Aim:
Restate all of the data exactly.

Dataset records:
===============
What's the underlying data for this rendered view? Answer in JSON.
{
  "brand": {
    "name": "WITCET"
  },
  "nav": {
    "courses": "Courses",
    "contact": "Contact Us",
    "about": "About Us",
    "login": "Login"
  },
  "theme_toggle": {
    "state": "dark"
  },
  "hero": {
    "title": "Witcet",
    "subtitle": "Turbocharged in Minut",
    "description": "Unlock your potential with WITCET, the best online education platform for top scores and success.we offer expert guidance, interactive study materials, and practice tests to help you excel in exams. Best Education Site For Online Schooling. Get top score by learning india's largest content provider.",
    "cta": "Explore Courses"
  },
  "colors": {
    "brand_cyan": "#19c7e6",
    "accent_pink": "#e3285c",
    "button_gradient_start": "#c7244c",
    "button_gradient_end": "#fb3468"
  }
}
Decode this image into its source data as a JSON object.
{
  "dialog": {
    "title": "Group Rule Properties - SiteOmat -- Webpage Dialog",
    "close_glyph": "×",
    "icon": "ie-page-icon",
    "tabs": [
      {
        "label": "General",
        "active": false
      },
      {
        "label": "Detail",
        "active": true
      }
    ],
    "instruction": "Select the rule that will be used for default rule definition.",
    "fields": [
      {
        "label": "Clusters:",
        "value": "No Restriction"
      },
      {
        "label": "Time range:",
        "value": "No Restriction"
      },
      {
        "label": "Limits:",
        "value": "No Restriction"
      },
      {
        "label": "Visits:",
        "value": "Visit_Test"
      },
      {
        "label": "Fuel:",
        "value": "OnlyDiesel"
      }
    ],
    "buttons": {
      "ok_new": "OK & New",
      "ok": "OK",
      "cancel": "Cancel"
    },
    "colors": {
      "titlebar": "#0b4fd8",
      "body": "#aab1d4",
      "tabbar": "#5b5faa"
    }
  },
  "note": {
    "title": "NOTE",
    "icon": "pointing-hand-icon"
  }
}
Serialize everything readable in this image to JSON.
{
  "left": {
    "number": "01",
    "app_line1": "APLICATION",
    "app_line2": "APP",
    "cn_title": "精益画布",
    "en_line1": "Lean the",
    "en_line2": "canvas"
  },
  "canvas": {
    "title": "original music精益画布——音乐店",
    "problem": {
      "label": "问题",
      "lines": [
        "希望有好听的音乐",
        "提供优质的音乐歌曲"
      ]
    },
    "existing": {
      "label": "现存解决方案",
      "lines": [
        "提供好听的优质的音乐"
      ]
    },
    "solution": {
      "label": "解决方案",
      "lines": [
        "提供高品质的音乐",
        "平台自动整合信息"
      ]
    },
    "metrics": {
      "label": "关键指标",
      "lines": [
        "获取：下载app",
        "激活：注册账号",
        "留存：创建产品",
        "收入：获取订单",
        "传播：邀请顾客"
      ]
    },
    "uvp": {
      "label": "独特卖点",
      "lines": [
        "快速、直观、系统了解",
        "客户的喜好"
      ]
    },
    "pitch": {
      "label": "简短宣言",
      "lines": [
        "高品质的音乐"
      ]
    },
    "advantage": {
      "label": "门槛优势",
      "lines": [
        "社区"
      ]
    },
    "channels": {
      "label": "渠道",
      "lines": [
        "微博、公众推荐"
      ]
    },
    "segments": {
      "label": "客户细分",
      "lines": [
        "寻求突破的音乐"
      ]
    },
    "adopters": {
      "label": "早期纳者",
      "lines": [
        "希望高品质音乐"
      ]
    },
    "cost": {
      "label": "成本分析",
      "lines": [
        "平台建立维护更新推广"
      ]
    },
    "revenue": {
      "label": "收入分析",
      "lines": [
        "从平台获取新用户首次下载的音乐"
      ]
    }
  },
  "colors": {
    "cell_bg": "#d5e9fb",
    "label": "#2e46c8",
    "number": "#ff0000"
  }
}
===============
Task result:
What's the underlying data for this rendered view? Answer in JSON.
{
  "brand": {
    "name": "WITCET"
  },
  "nav": {
    "courses": "Courses",
    "contact": "Contact Us",
    "about": "About Us",
    "login": "Login"
  },
  "theme_toggle": {
    "state": "dark"
  },
  "hero": {
    "title": "Witcet",
    "subtitle": "Turbocharged in Minut",
    "description": "Unlock your potential with WITCET, the best online education platform for top scores and success.we offer expert guidance, interactive study materials, and practice tests to help you excel in exams. Best Education Site For Online Schooling. Get top score by learning india's largest content provider.",
    "cta": "Explore Courses"
  },
  "colors": {
    "brand_cyan": "#19c7e6",
    "accent_pink": "#e3285c",
    "button_gradient_start": "#c7244c",
    "button_gradient_end": "#fb3468"
  }
}
Decode this image into its source data as a JSON object.
{
  "dialog": {
    "title": "Group Rule Properties - SiteOmat -- Webpage Dialog",
    "close_glyph": "×",
    "icon": "ie-page-icon",
    "tabs": [
      {
        "label": "General",
        "active": false
      },
      {
        "label": "Detail",
        "active": true
      }
    ],
    "instruction": "Select the rule that will be used for default rule definition.",
    "fields": [
      {
        "label": "Clusters:",
        "value": "No Restriction"
      },
      {
        "label": "Time range:",
        "value": "No Restriction"
      },
      {
        "label": "Limits:",
        "value": "No Restriction"
      },
      {
        "label": "Visits:",
        "value": "Visit_Test"
      },
      {
        "label": "Fuel:",
        "value": "OnlyDiesel"
      }
    ],
    "buttons": {
      "ok_new": "OK & New",
      "ok": "OK",
      "cancel": "Cancel"
    },
    "colors": {
      "titlebar": "#0b4fd8",
      "body": "#aab1d4",
      "tabbar": "#5b5faa"
    }
  },
  "note": {
    "title": "NOTE",
    "icon": "pointing-hand-icon"
  }
}
Serialize everything readable in this image to JSON.
{
  "left": {
    "number": "01",
    "app_line1": "APLICATION",
    "app_line2": "APP",
    "cn_title": "精益画布",
    "en_line1": "Lean the",
    "en_line2": "canvas"
  },
  "canvas": {
    "title": "original music精益画布——音乐店",
    "problem": {
      "label": "问题",
      "lines": [
        "希望有好听的音乐",
        "提供优质的音乐歌曲"
      ]
    },
    "existing": {
      "label": "现存解决方案",
      "lines": [
        "提供好听的优质的音乐"
      ]
    },
    "solution": {
      "label": "解决方案",
      "lines": [
        "提供高品质的音乐",
        "平台自动整合信息"
      ]
    },
    "metrics": {
      "label": "关键指标",
      "lines": [
        "获取：下载app",
        "激活：注册账号",
        "留存：创建产品",
        "收入：获取订单",
        "传播：邀请顾客"
      ]
    },
    "uvp": {
      "label": "独特卖点",
      "lines": [
        "快速、直观、系统了解",
        "客户的喜好"
      ]
    },
    "pitch": {
      "label": "简短宣言",
      "lines": [
        "高品质的音乐"
      ]
    },
    "advantage": {
      "label": "门槛优势",
      "lines": [
        "社区"
      ]
    },
    "channels": {
      "label": "渠道",
      "lines": [
        "微博、公众推荐"
      ]
    },
    "segments": {
      "label": "客户细分",
      "lines": [
        "寻求突破的音乐"
      ]
    },
    "adopters": {
      "label": "早期纳者",
      "lines": [
        "希望高品质音乐"
      ]
    },
    "cost": {
      "label": "成本分析",
      "lines": [
        "平台建立维护更新推广"
      ]
    },
    "revenue": {
      "label": "收入分析",
      "lines": [
        "从平台获取新用户首次下载的音乐"
      ]
    }
  },
  "colors": {
    "cell_bg": "#d5e9fb",
    "label": "#2e46c8",
    "number": "#ff0000"
  }
}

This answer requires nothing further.